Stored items

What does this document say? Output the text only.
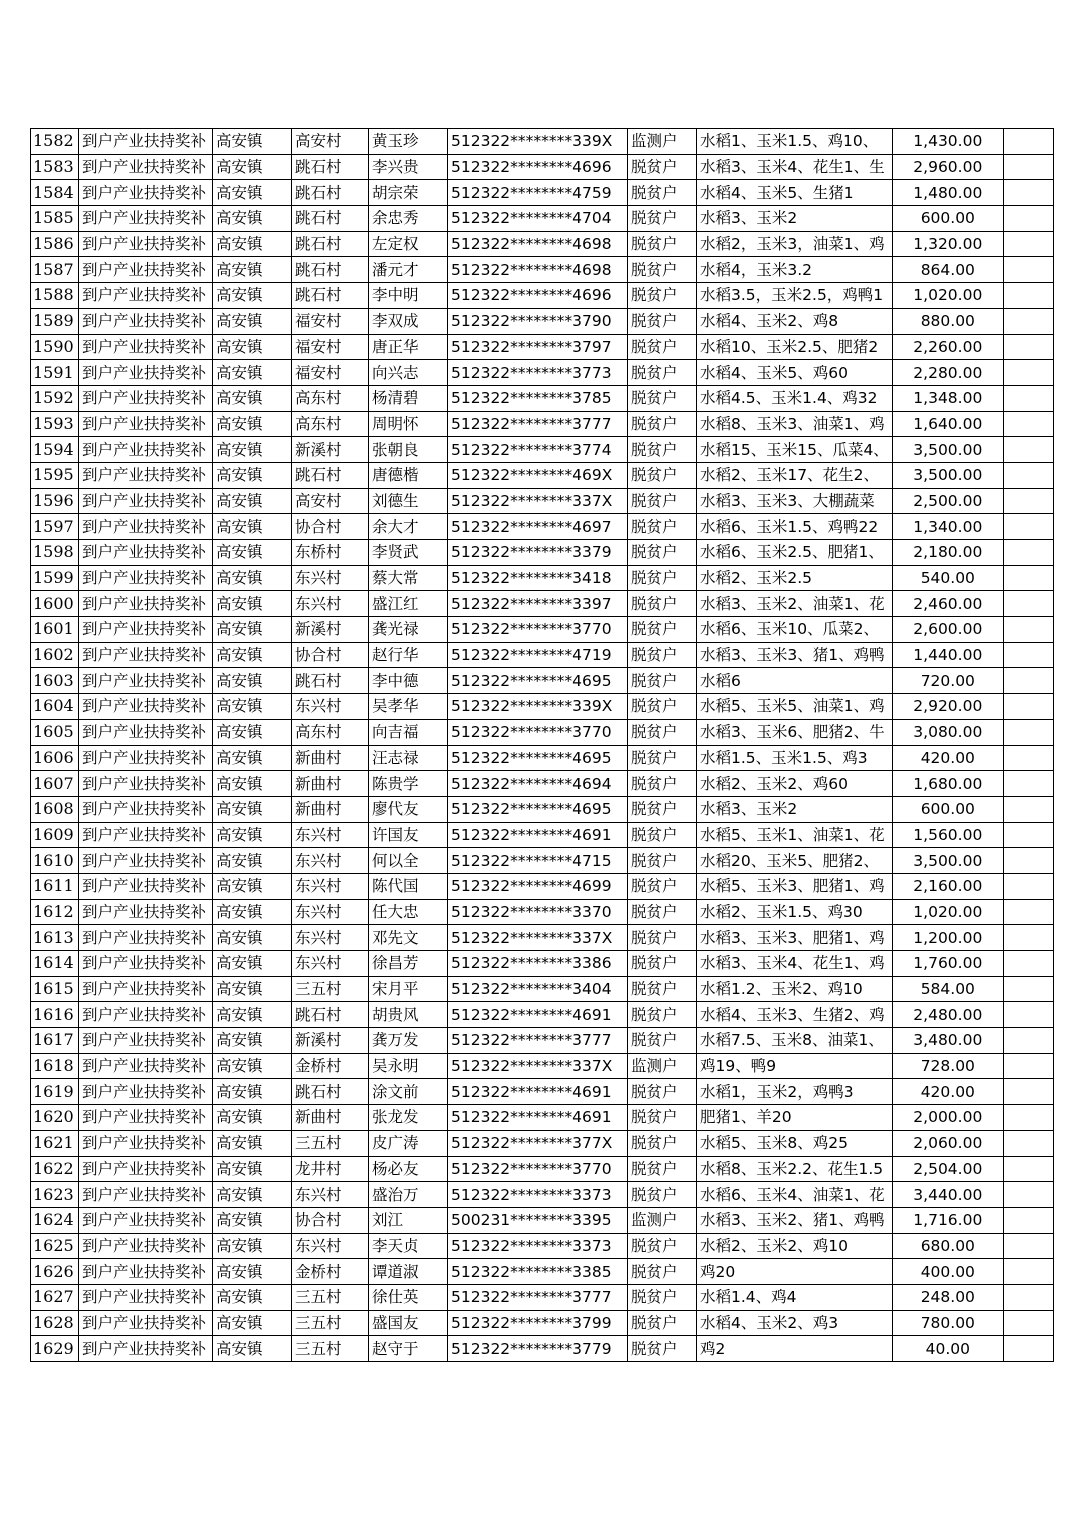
1582	到户产业扶持奖补	高安镇	高安村	黄玉珍	512322********339X	监测户	水稻1、玉米1.5、鸡10、	1,430.00	
1583	到户产业扶持奖补	高安镇	跳石村	李兴贵	512322********4696	脱贫户	水稻3、玉米4、花生1、生	2,960.00	
1584	到户产业扶持奖补	高安镇	跳石村	胡宗荣	512322********4759	脱贫户	水稻4、玉米5、生猪1	1,480.00	
1585	到户产业扶持奖补	高安镇	跳石村	余忠秀	512322********4704	脱贫户	水稻3、玉米2	600.00	
1586	到户产业扶持奖补	高安镇	跳石村	左定权	512322********4698	脱贫户	水稻2，玉米3，油菜1、鸡	1,320.00	
1587	到户产业扶持奖补	高安镇	跳石村	潘元才	512322********4698	脱贫户	水稻4，玉米3.2	864.00	
1588	到户产业扶持奖补	高安镇	跳石村	李中明	512322********4696	脱贫户	水稻3.5，玉米2.5，鸡鸭1	1,020.00	
1589	到户产业扶持奖补	高安镇	福安村	李双成	512322********3790	脱贫户	水稻4、玉米2、鸡8	880.00	
1590	到户产业扶持奖补	高安镇	福安村	唐正华	512322********3797	脱贫户	水稻10、玉米2.5、肥猪2	2,260.00	
1591	到户产业扶持奖补	高安镇	福安村	向兴志	512322********3773	脱贫户	水稻4、玉米5、鸡60	2,280.00	
1592	到户产业扶持奖补	高安镇	高东村	杨清碧	512322********3785	脱贫户	水稻4.5、玉米1.4、鸡32	1,348.00	
1593	到户产业扶持奖补	高安镇	高东村	周明怀	512322********3777	脱贫户	水稻8、玉米3、油菜1、鸡	1,640.00	
1594	到户产业扶持奖补	高安镇	新溪村	张朝良	512322********3774	脱贫户	水稻15、玉米15、瓜菜4、	3,500.00	
1595	到户产业扶持奖补	高安镇	跳石村	唐德楷	512322********469X	脱贫户	水稻2、玉米17、花生2、	3,500.00	
1596	到户产业扶持奖补	高安镇	高安村	刘德生	512322********337X	脱贫户	水稻3、玉米3、大棚蔬菜	2,500.00	
1597	到户产业扶持奖补	高安镇	协合村	余大才	512322********4697	脱贫户	水稻6、玉米1.5、鸡鸭22	1,340.00	
1598	到户产业扶持奖补	高安镇	东桥村	李贤武	512322********3379	脱贫户	水稻6、玉米2.5、肥猪1、	2,180.00	
1599	到户产业扶持奖补	高安镇	东兴村	蔡大常	512322********3418	脱贫户	水稻2、玉米2.5	540.00	
1600	到户产业扶持奖补	高安镇	东兴村	盛江红	512322********3397	脱贫户	水稻3、玉米2、油菜1、花	2,460.00	
1601	到户产业扶持奖补	高安镇	新溪村	龚光禄	512322********3770	脱贫户	水稻6、玉米10、瓜菜2、	2,600.00	
1602	到户产业扶持奖补	高安镇	协合村	赵行华	512322********4719	脱贫户	水稻3、玉米3、猪1、鸡鸭	1,440.00	
1603	到户产业扶持奖补	高安镇	跳石村	李中德	512322********4695	脱贫户	水稻6	720.00	
1604	到户产业扶持奖补	高安镇	东兴村	吴孝华	512322********339X	脱贫户	水稻5、玉米5、油菜1、鸡	2,920.00	
1605	到户产业扶持奖补	高安镇	高东村	向吉福	512322********3770	脱贫户	水稻3、玉米6、肥猪2、牛	3,080.00	
1606	到户产业扶持奖补	高安镇	新曲村	汪志禄	512322********4695	脱贫户	水稻1.5、玉米1.5、鸡3	420.00	
1607	到户产业扶持奖补	高安镇	新曲村	陈贵学	512322********4694	脱贫户	水稻2、玉米2、鸡60	1,680.00	
1608	到户产业扶持奖补	高安镇	新曲村	廖代友	512322********4695	脱贫户	水稻3、玉米2	600.00	
1609	到户产业扶持奖补	高安镇	东兴村	许国友	512322********4691	脱贫户	水稻5、玉米1、油菜1、花	1,560.00	
1610	到户产业扶持奖补	高安镇	东兴村	何以全	512322********4715	脱贫户	水稻20、玉米5、肥猪2、	3,500.00	
1611	到户产业扶持奖补	高安镇	东兴村	陈代国	512322********4699	脱贫户	水稻5、玉米3、肥猪1、鸡	2,160.00	
1612	到户产业扶持奖补	高安镇	东兴村	任大忠	512322********3370	脱贫户	水稻2、玉米1.5、鸡30	1,020.00	
1613	到户产业扶持奖补	高安镇	东兴村	邓先文	512322********337X	脱贫户	水稻3、玉米3、肥猪1、鸡	1,200.00	
1614	到户产业扶持奖补	高安镇	东兴村	徐昌芳	512322********3386	脱贫户	水稻3、玉米4、花生1、鸡	1,760.00	
1615	到户产业扶持奖补	高安镇	三五村	宋月平	512322********3404	脱贫户	水稻1.2、玉米2、鸡10	584.00	
1616	到户产业扶持奖补	高安镇	跳石村	胡贵风	512322********4691	脱贫户	水稻4、玉米3、生猪2、鸡	2,480.00	
1617	到户产业扶持奖补	高安镇	新溪村	龚万发	512322********3777	脱贫户	水稻7.5、玉米8、油菜1、	3,480.00	
1618	到户产业扶持奖补	高安镇	金桥村	吴永明	512322********337X	监测户	鸡19、鸭9	728.00	
1619	到户产业扶持奖补	高安镇	跳石村	涂文前	512322********4691	脱贫户	水稻1，玉米2，鸡鸭3	420.00	
1620	到户产业扶持奖补	高安镇	新曲村	张龙发	512322********4691	脱贫户	肥猪1、羊20	2,000.00	
1621	到户产业扶持奖补	高安镇	三五村	皮广涛	512322********377X	脱贫户	水稻5、玉米8、鸡25	2,060.00	
1622	到户产业扶持奖补	高安镇	龙井村	杨必友	512322********3770	脱贫户	水稻8、玉米2.2、花生1.5	2,504.00	
1623	到户产业扶持奖补	高安镇	东兴村	盛治万	512322********3373	脱贫户	水稻6、玉米4、油菜1、花	3,440.00	
1624	到户产业扶持奖补	高安镇	协合村	刘江	500231********3395	监测户	水稻3、玉米2、猪1、鸡鸭	1,716.00	
1625	到户产业扶持奖补	高安镇	东兴村	李天贞	512322********3373	脱贫户	水稻2、玉米2、鸡10	680.00	
1626	到户产业扶持奖补	高安镇	金桥村	谭道淑	512322********3385	脱贫户	鸡20	400.00	
1627	到户产业扶持奖补	高安镇	三五村	徐仕英	512322********3777	脱贫户	水稻1.4、鸡4	248.00	
1628	到户产业扶持奖补	高安镇	三五村	盛国友	512322********3799	脱贫户	水稻4、玉米2、鸡3	780.00	
1629	到户产业扶持奖补	高安镇	三五村	赵守于	512322********3779	脱贫户	鸡2	40.00	
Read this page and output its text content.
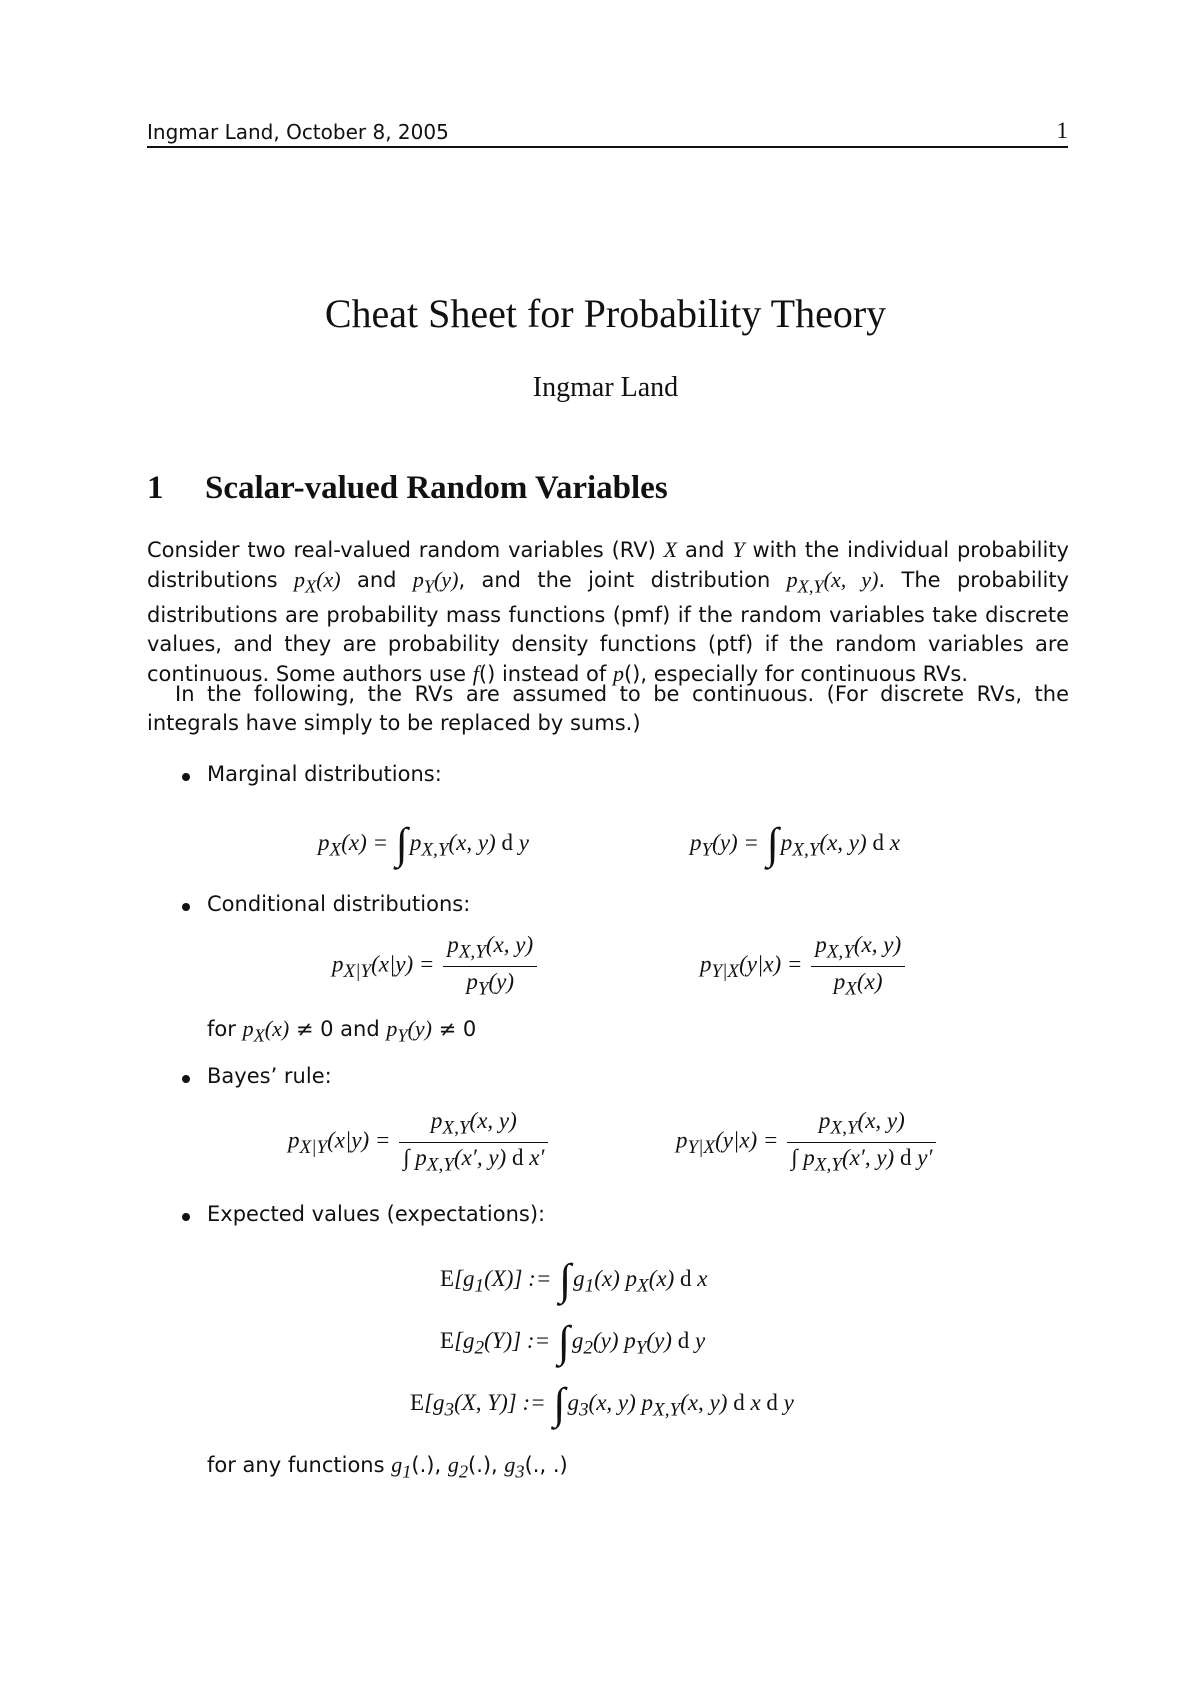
Ingmar Land, October 8, 2005	1
Cheat Sheet for Probability Theory
Ingmar Land
1 Scalar-valued Random Variables
Consider two real-valued random variables (RV) X and Y with the individual probability distributions $p_X(x)$ and $p_Y(y)$, and the joint distribution $p_{X,Y}(x$, y). The probability distributions are probability mass functions (pmf) if the random variables take discrete values, and they are probability density functions (ptf) if the random variables are continuous. Some authors use f() instead of p(), especially for continuous RVs.
In the following, the RVs are assumed to be continuous. (For discrete RVs, the integrals have simply to be replaced by sums.)
Marginal distributions:
$p_X(x) = \int p_{X,Y}(x$, y) d y	$p_Y(y) = \int p_{X,Y}(x$, y) d x
Conditional distributions:
$p_{X|Y}(x|y) = \frac{p_{X,Y}(x, y)}{p_Y(y)}$	$p_{Y|X}(y|x) = \frac{p_{X,Y}(x, y)}{p_X(x)}$
for $p_X(x) \ne 0$ and $p_Y(y) \ne 0$
Bayes’ rule:
$p_{X|Y}(x|y) = \frac{p_{X,Y}(x, y)}{\int p_{X,Y}(x', y) d x'}$	$p_{Y|X}(y|x) = \frac{p_{X,Y}(x, y)}{\int p_{X,Y}(x', y) d y'}$
Expected values (expectations):
$E[g_1(X)]$ := $\int g_1(x)$ $p_X(x)$ d x
$E[g_2(Y)]$ := $\int g_2(y)$ $p_Y(y)$ d y
$E[g_3(X$, Y)] := $\int g_3(x$, y) $p_{X,Y}(x$, y) d x d y
for any functions $g_1(.)$, $g_2(.)$, $g_3$(., .)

WHAT YOU ARE ASKED TO DO: Find each line holding "continuous". Copy it out.

TASK OUTPUT:
Consider two real-valued random variables (RV) X and Y with the individual probability distributions $p_X(x)$ and $p_Y(y)$, and the joint distribution $p_{X,Y}(x$, y). The probability distributions are probability mass functions (pmf) if the random variables take discrete values, and they are probability density functions (ptf) if the random variables are continuous. Some authors use f() instead of p(), especially for continuous RVs.
In the following, the RVs are assumed to be continuous. (For discrete RVs, the integrals have simply to be replaced by sums.)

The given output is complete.